Figure dataset records =>
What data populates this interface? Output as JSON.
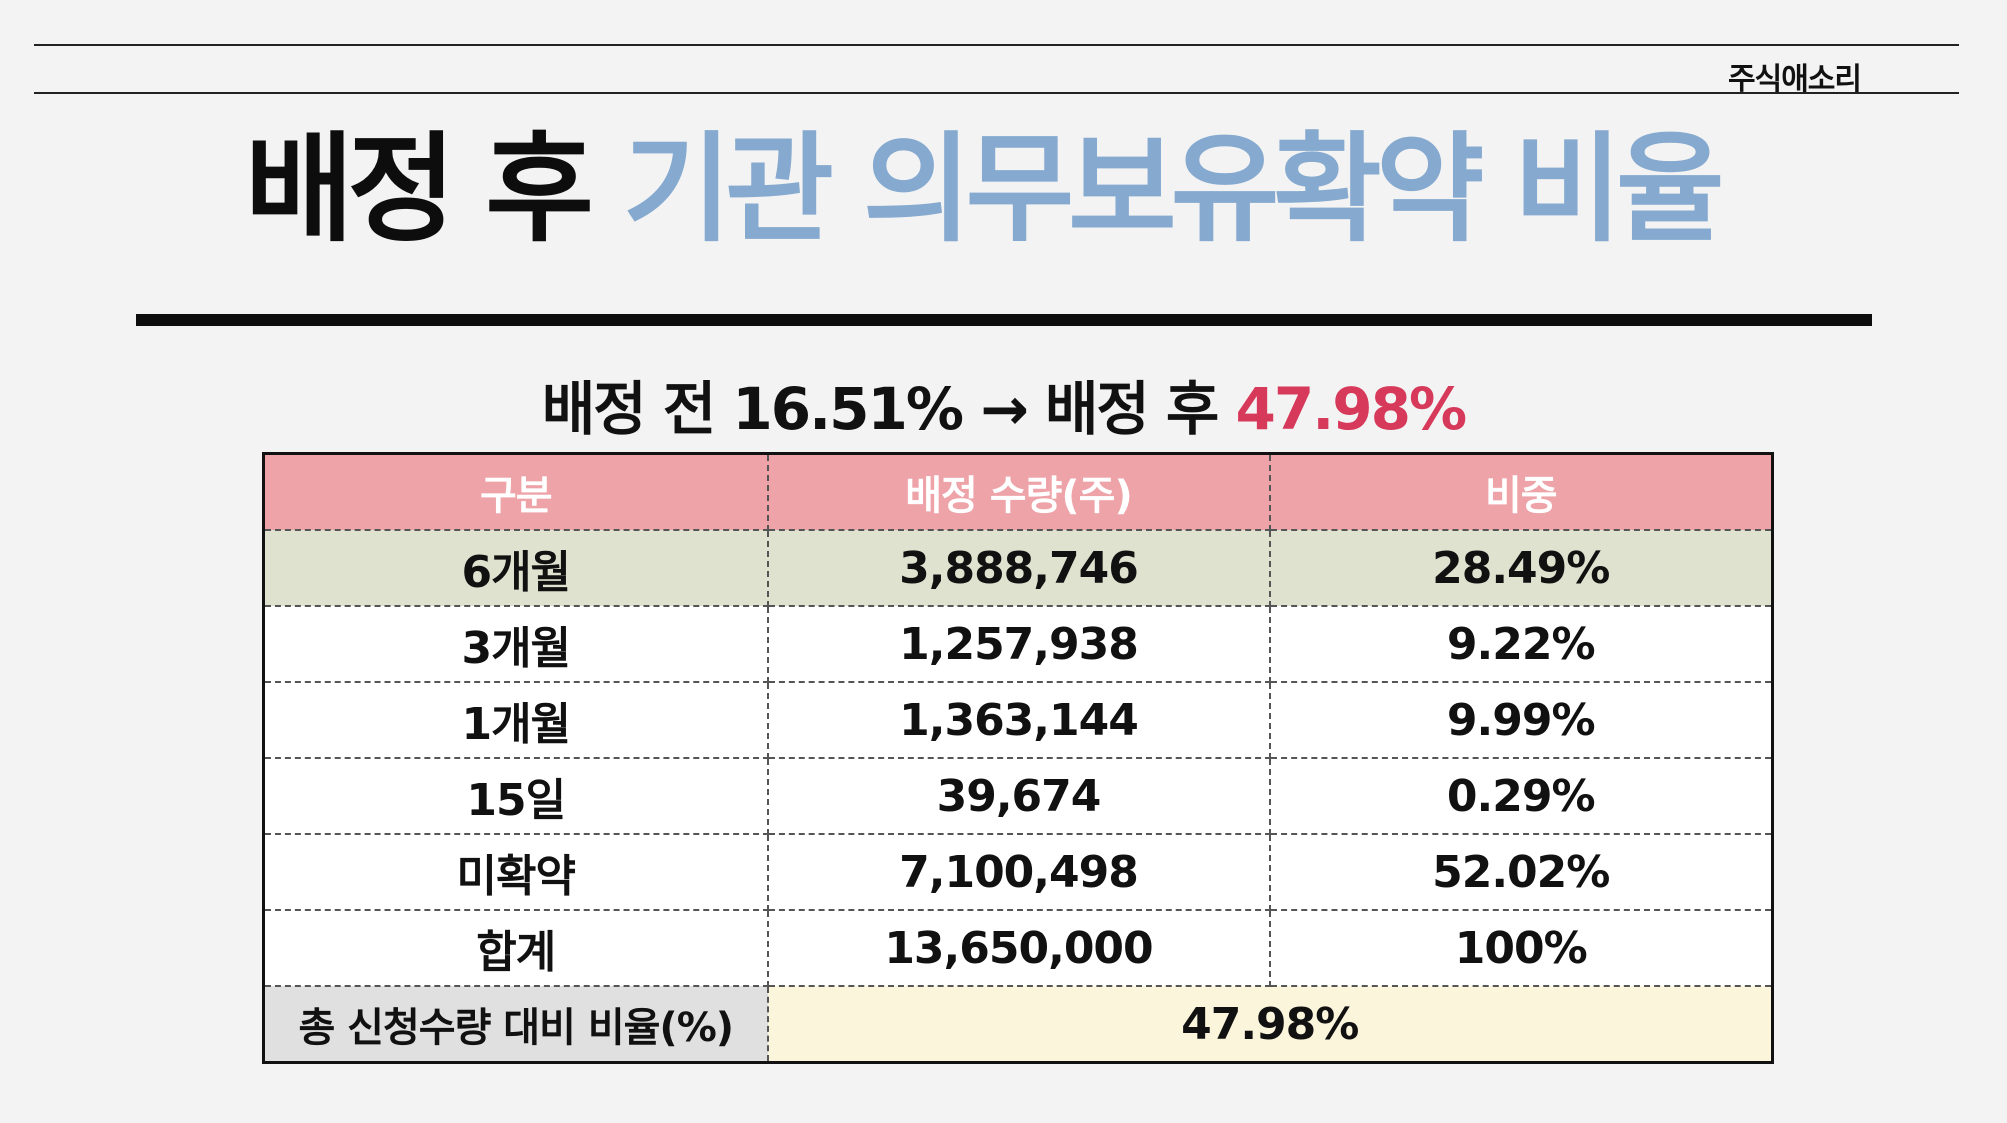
{
  "header": {
    "brand": "주식애소리"
  },
  "title": {
    "part1": "배정 후",
    "part2": "기관 의무보유확약 비율"
  },
  "subtitle": {
    "before_label": "배정 전",
    "before_value": "16.51%",
    "arrow": "→",
    "after_label": "배정 후",
    "after_value": "47.98%"
  },
  "table": {
    "headers": [
      "구분",
      "배정 수량(주)",
      "비중"
    ],
    "rows": [
      {
        "label": "6개월",
        "quantity": "3,888,746",
        "ratio": "28.49%"
      },
      {
        "label": "3개월",
        "quantity": "1,257,938",
        "ratio": "9.22%"
      },
      {
        "label": "1개월",
        "quantity": "1,363,144",
        "ratio": "9.99%"
      },
      {
        "label": "15일",
        "quantity": "39,674",
        "ratio": "0.29%"
      },
      {
        "label": "미확약",
        "quantity": "7,100,498",
        "ratio": "52.02%"
      },
      {
        "label": "합계",
        "quantity": "13,650,000",
        "ratio": "100%"
      }
    ],
    "footer": {
      "label": "총 신청수량 대비 비율(%)",
      "value": "47.98%"
    }
  },
  "colors": {
    "title_blue": "#85a9cf",
    "accent_red": "#d6395a",
    "header_pink": "#eda3a8",
    "highlight_row": "#dfe2cf",
    "footer_value_bg": "#fbf5dc"
  }
}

GIVEN PROBLEM =>
Can you restate all the records above word for word while dropping the pictures?

RESPONSE TO THIS TASK =>
What data populates this interface? Output as JSON.
{
  "header": {
    "brand": "주식애소리"
  },
  "title": {
    "part1": "배정 후",
    "part2": "기관 의무보유확약 비율"
  },
  "subtitle": {
    "before_label": "배정 전",
    "before_value": "16.51%",
    "arrow": "→",
    "after_label": "배정 후",
    "after_value": "47.98%"
  },
  "table": {
    "headers": [
      "구분",
      "배정 수량(주)",
      "비중"
    ],
    "rows": [
      {
        "label": "6개월",
        "quantity": "3,888,746",
        "ratio": "28.49%"
      },
      {
        "label": "3개월",
        "quantity": "1,257,938",
        "ratio": "9.22%"
      },
      {
        "label": "1개월",
        "quantity": "1,363,144",
        "ratio": "9.99%"
      },
      {
        "label": "15일",
        "quantity": "39,674",
        "ratio": "0.29%"
      },
      {
        "label": "미확약",
        "quantity": "7,100,498",
        "ratio": "52.02%"
      },
      {
        "label": "합계",
        "quantity": "13,650,000",
        "ratio": "100%"
      }
    ],
    "footer": {
      "label": "총 신청수량 대비 비율(%)",
      "value": "47.98%"
    }
  },
  "colors": {
    "title_blue": "#85a9cf",
    "accent_red": "#d6395a",
    "header_pink": "#eda3a8",
    "highlight_row": "#dfe2cf",
    "footer_value_bg": "#fbf5dc"
  }
}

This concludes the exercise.